Your task is to copy the listing exactly. Drop any pictures from the copy.
◆ ◆ ◆ ◆ ◆
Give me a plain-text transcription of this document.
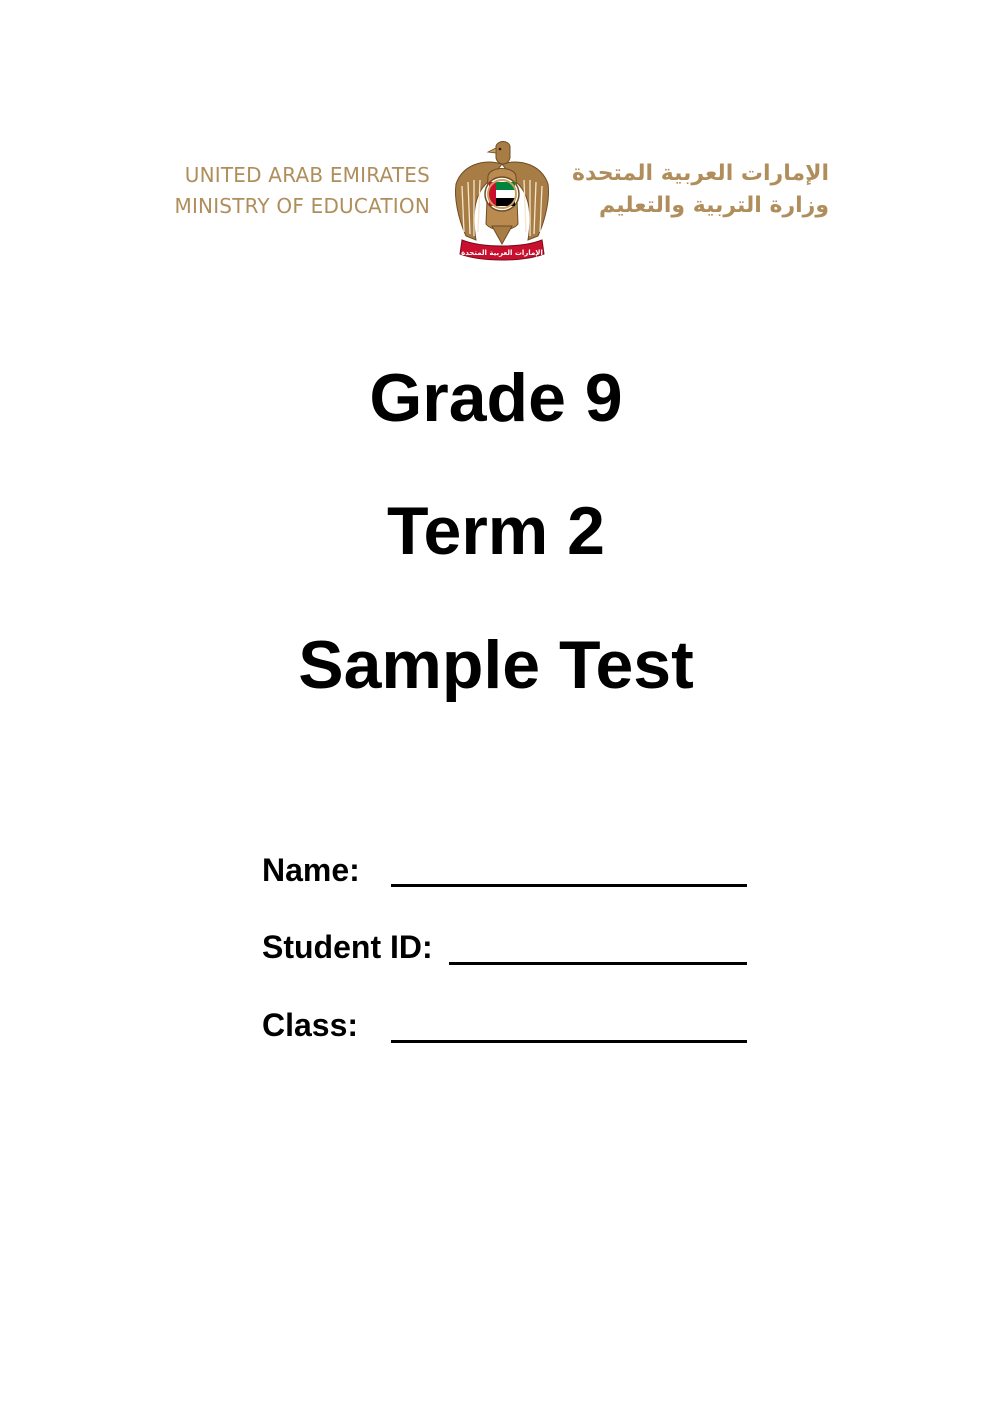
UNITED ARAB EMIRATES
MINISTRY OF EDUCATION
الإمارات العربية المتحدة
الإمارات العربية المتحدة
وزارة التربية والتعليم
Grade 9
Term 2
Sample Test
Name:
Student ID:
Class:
◆ ◆ ◆ ◆ ◆
Response below:
Give me a plain-text transcription of this document.
UNITED ARAB EMIRATES
MINISTRY OF EDUCATION
الإمارات العربية المتحدة
الإمارات العربية المتحدة
وزارة التربية والتعليم
Grade 9
Term 2
Sample Test
Name:
Student ID:
Class:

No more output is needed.